Tindakan Diperlukan 1.
Jawab tiga pertanyaan berikut berdasarkan berita tentang Risma di Tuban:
(a) Di kelurahan mana Risma blusukan untuk mengecek penerima bansos sembako?
(b) Siapa nama Kepala Dinas Sosial P3A Kabupaten Tuban yang dimarahi Risma?
(c) Berapa nilai telur yang diterima penerima manfaat setiap bulan?
Tindakan Diperlukan 2.
Sebutkan semua jenis bahan pangan yang diterima penerima manfaat menurut berita tentang Risma di Tuban.
Tindakan Diperlukan 3.
Lanjutkan berita tentang Risma di Tuban mulai dari bagian sesudah kalimat terakhirnya.

Saat Risma Marahi Kadinsos Tuban karena Bansos 3 Bulan Hanya Disalurkan 2 Bulan
·waktu baca 2 menit

Menteri Sosial (Mensos) RI Tri Rismaharini blusukan untuk mengecek penerima bansos sembako dari Program Bantuan Pangan Non Tunai (BPNT) di Kelurahan Sendangharjo, Kecamatan Kota Tuban, Jawa Timur, Sabtu (24/7).
Dalam blusukan itu, mantan Wali Kota Surabaya tersebut kecewa terhadap penyaluran program BPNT di wilayah Tuban. Risma lalu memarahi Kepala Dinas Sosial (Dinsos) Pemberdayaan Perlindungan Perempuan dan Anak (P3A) Kabupaten Tuban, Eko Julianto.
Kemarahan Risma dipicu kesaksian salah satu penerima bansos sembako, Kastini (57), yang mengaku hanya mendapatkan bantuan dua bulan. Padahal, seharusnya warga miskin itu mendapatkan bansos sembako tiga bulan yakni Juli, Agustus, dan September 2021.
“Ini yang mau tak bongkar, kasihan meraka,” kata Mensos Risma ketika blusukan di Kampung Sendangharjo, Tuban.
Pada dua bulan ini penerimaan manfaat dari program tersebut mendapatkan dua paket beras masing-masing seberat 15 kilogram beras premium. Kemudian mendapatkan telur setiap bulan senilai Rp 26 ribu, tahu dan tempe Rp 9 ribu.
Atas insiden tersebut, Risma akan memberikan peringatan terkait penyaluran program BPNT di Tuban. Sebab, jatah Keluarga Penerima Manfaat (KPM) untuk tiga bulan tetapi baru disalurkan dua bulan.
“Nanti saya juga akan kasih peringatan, kenapa tiga bulan kemudian ditahan hanya diberikan dua bulan,” tegas Risma.

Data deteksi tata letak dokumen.

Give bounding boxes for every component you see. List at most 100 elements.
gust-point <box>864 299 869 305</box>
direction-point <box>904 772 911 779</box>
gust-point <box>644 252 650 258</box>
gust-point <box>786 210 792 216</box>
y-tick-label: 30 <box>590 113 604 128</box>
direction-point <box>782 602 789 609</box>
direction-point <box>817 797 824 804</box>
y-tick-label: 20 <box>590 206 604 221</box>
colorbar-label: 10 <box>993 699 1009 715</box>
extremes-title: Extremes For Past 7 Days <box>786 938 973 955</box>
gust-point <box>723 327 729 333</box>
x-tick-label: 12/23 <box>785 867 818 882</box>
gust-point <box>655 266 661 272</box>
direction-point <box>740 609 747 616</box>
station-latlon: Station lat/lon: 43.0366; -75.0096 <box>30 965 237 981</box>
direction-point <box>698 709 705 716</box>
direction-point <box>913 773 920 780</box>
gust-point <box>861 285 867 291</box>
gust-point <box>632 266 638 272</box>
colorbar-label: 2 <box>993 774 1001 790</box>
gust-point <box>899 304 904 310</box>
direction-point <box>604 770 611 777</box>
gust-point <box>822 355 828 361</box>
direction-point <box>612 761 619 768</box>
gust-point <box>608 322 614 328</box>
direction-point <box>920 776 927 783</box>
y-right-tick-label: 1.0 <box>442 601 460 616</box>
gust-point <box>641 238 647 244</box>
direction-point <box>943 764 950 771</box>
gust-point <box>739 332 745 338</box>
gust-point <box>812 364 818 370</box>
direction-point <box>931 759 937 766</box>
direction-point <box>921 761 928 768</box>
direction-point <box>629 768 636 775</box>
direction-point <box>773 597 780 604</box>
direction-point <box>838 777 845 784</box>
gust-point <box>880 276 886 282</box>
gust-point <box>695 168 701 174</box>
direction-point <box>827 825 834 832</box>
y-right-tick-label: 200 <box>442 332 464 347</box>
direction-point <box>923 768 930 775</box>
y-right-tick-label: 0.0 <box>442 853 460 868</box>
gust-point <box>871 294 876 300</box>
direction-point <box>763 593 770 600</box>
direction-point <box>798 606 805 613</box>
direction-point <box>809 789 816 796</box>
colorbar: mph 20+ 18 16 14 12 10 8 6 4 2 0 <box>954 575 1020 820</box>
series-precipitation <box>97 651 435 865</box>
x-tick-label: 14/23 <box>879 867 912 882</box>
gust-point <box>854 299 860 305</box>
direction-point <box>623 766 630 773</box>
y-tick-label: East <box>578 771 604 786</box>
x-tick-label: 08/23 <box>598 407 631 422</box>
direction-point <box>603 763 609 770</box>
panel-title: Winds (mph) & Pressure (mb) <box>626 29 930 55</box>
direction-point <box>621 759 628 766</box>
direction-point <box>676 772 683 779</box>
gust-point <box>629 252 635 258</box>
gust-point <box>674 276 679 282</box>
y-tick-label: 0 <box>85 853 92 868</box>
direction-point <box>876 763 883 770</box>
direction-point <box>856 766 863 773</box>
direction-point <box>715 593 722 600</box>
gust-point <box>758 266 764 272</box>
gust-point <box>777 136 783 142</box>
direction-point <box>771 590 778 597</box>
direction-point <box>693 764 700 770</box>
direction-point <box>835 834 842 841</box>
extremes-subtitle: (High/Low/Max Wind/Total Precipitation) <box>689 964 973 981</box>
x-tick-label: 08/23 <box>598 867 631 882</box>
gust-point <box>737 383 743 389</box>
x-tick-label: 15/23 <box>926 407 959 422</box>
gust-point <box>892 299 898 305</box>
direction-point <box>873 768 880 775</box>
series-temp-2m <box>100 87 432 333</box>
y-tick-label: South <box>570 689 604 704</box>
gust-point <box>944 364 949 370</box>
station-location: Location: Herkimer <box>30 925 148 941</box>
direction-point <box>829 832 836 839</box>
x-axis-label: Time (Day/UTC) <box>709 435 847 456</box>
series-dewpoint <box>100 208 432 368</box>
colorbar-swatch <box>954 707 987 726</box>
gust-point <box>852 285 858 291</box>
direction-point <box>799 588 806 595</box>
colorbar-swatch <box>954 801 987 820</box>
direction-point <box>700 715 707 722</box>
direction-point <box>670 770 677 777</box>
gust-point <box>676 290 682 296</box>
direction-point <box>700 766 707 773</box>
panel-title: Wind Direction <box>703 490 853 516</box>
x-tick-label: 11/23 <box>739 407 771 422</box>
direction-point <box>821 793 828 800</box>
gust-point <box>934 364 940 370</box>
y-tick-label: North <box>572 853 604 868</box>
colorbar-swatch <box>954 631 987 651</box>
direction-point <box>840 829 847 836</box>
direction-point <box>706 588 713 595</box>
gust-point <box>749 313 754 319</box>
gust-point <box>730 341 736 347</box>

Jawaban Tertulis 1.
(a) Kelurahan Sendangharjo, Kecamatan Kota Tuban, Jawa Timur
(b) Eko Julianto
(c) Rp 26 ribu

Jawaban Tertulis 2.
- Beras premium
- Telur
- Tahu
- Tempe

Jawaban Tertulis 3.
Risma menegaskan penyaluran bansos sembako untuk dua bulan tersebut telah menyalahi aturan dan merugikan masyarakat di tengah Pandemi COVID-19. Terkait proses hukum nantinya akan melihat perkembangan lebih lanjut.
“Saya kira lembaga hukum juga mendengar apa yang terjadi di lapangan, nanti kita lihat saja,” jelas Risma.
Menanggapi hal itu, Bupati Tuban Aditya Halindra Faridzky, akan langsung menindaklanjuti temuan Mensos tersebut. Di antaranya, akan melakukan evaluasi terkait penyaluran program BPNT tersebut.
“Saya baru dilantik pas satu bulan, segara akan saya evaluasi dan ditindaklanjuti. Karena ini temuan yang langsung ditemukan oleh Bu Menteri sendiri,” ujar Halindra dalam wawancara terpisah, Minggu (25/7).
Sebelum meninjau penerimaan program BPNT, Risma didampingi Halindra bersama Forkompimda Tuban menyerahkan Bantuan Sosial Tunai (BST) di halaman Kantor Pos Tuban. Kegiatan tersebut menerapkan protokol kesehatan (Prokes) sebagai upaya untuk mencegah penyebaran COVID-19.